● Exercise task
Reproduce every entry exactly, without alteration.

● Material shown
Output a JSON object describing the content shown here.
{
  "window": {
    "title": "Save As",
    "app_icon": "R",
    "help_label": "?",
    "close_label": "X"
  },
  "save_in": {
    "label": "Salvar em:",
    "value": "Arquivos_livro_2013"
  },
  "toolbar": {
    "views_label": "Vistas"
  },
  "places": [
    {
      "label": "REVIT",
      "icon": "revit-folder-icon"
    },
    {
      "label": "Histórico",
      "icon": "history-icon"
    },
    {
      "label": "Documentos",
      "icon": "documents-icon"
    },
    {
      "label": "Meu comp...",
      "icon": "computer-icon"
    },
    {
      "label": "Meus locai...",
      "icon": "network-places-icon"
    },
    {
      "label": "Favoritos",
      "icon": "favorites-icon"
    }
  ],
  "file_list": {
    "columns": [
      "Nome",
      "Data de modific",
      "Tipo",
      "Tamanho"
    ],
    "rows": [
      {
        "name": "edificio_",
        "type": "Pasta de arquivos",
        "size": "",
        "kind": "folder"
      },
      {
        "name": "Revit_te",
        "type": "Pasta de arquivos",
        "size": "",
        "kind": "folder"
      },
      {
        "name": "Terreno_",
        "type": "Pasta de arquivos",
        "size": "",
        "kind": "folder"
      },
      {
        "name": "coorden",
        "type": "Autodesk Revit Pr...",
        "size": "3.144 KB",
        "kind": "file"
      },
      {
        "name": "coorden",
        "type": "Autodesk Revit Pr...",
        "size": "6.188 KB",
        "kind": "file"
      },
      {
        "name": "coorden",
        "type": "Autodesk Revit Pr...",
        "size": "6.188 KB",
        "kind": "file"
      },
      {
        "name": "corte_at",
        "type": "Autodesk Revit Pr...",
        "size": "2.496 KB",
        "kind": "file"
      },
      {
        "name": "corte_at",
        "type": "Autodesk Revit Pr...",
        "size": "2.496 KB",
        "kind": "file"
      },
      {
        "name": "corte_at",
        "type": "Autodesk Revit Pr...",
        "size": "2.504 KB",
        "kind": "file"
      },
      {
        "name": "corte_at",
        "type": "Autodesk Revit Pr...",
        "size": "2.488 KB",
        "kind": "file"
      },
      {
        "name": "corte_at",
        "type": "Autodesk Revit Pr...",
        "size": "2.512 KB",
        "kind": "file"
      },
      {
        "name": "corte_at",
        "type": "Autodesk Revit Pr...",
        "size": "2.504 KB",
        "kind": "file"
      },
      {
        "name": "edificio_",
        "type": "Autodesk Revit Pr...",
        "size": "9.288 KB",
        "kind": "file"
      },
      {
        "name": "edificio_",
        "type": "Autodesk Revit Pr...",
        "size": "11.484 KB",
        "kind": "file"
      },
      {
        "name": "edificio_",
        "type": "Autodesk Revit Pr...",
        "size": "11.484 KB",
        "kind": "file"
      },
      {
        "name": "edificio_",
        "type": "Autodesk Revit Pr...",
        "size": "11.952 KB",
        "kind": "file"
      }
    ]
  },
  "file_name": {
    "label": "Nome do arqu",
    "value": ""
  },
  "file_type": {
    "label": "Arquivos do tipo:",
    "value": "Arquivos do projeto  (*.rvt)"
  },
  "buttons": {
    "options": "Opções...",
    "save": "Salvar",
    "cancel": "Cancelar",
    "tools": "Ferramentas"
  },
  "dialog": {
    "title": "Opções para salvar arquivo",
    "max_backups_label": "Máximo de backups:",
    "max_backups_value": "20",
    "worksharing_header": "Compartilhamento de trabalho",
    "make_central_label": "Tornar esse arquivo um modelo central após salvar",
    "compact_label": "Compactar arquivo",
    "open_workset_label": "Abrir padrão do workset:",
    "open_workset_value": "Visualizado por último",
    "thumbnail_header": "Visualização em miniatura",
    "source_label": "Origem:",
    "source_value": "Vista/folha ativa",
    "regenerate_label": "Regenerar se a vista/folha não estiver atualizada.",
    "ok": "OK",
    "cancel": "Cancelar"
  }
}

● Response for this exercise
Output a JSON object describing the content shown here.
{
  "window": {
    "title": "Save As",
    "app_icon": "R",
    "help_label": "?",
    "close_label": "X"
  },
  "save_in": {
    "label": "Salvar em:",
    "value": "Arquivos_livro_2013"
  },
  "toolbar": {
    "views_label": "Vistas"
  },
  "places": [
    {
      "label": "REVIT",
      "icon": "revit-folder-icon"
    },
    {
      "label": "Histórico",
      "icon": "history-icon"
    },
    {
      "label": "Documentos",
      "icon": "documents-icon"
    },
    {
      "label": "Meu comp...",
      "icon": "computer-icon"
    },
    {
      "label": "Meus locai...",
      "icon": "network-places-icon"
    },
    {
      "label": "Favoritos",
      "icon": "favorites-icon"
    }
  ],
  "file_list": {
    "columns": [
      "Nome",
      "Data de modific",
      "Tipo",
      "Tamanho"
    ],
    "rows": [
      {
        "name": "edificio_",
        "type": "Pasta de arquivos",
        "size": "",
        "kind": "folder"
      },
      {
        "name": "Revit_te",
        "type": "Pasta de arquivos",
        "size": "",
        "kind": "folder"
      },
      {
        "name": "Terreno_",
        "type": "Pasta de arquivos",
        "size": "",
        "kind": "folder"
      },
      {
        "name": "coorden",
        "type": "Autodesk Revit Pr...",
        "size": "3.144 KB",
        "kind": "file"
      },
      {
        "name": "coorden",
        "type": "Autodesk Revit Pr...",
        "size": "6.188 KB",
        "kind": "file"
      },
      {
        "name": "coorden",
        "type": "Autodesk Revit Pr...",
        "size": "6.188 KB",
        "kind": "file"
      },
      {
        "name": "corte_at",
        "type": "Autodesk Revit Pr...",
        "size": "2.496 KB",
        "kind": "file"
      },
      {
        "name": "corte_at",
        "type": "Autodesk Revit Pr...",
        "size": "2.496 KB",
        "kind": "file"
      },
      {
        "name": "corte_at",
        "type": "Autodesk Revit Pr...",
        "size": "2.504 KB",
        "kind": "file"
      },
      {
        "name": "corte_at",
        "type": "Autodesk Revit Pr...",
        "size": "2.488 KB",
        "kind": "file"
      },
      {
        "name": "corte_at",
        "type": "Autodesk Revit Pr...",
        "size": "2.512 KB",
        "kind": "file"
      },
      {
        "name": "corte_at",
        "type": "Autodesk Revit Pr...",
        "size": "2.504 KB",
        "kind": "file"
      },
      {
        "name": "edificio_",
        "type": "Autodesk Revit Pr...",
        "size": "9.288 KB",
        "kind": "file"
      },
      {
        "name": "edificio_",
        "type": "Autodesk Revit Pr...",
        "size": "11.484 KB",
        "kind": "file"
      },
      {
        "name": "edificio_",
        "type": "Autodesk Revit Pr...",
        "size": "11.484 KB",
        "kind": "file"
      },
      {
        "name": "edificio_",
        "type": "Autodesk Revit Pr...",
        "size": "11.952 KB",
        "kind": "file"
      }
    ]
  },
  "file_name": {
    "label": "Nome do arqu",
    "value": ""
  },
  "file_type": {
    "label": "Arquivos do tipo:",
    "value": "Arquivos do projeto  (*.rvt)"
  },
  "buttons": {
    "options": "Opções...",
    "save": "Salvar",
    "cancel": "Cancelar",
    "tools": "Ferramentas"
  },
  "dialog": {
    "title": "Opções para salvar arquivo",
    "max_backups_label": "Máximo de backups:",
    "max_backups_value": "20",
    "worksharing_header": "Compartilhamento de trabalho",
    "make_central_label": "Tornar esse arquivo um modelo central após salvar",
    "compact_label": "Compactar arquivo",
    "open_workset_label": "Abrir padrão do workset:",
    "open_workset_value": "Visualizado por último",
    "thumbnail_header": "Visualização em miniatura",
    "source_label": "Origem:",
    "source_value": "Vista/folha ativa",
    "regenerate_label": "Regenerar se a vista/folha não estiver atualizada.",
    "ok": "OK",
    "cancel": "Cancelar"
  }
}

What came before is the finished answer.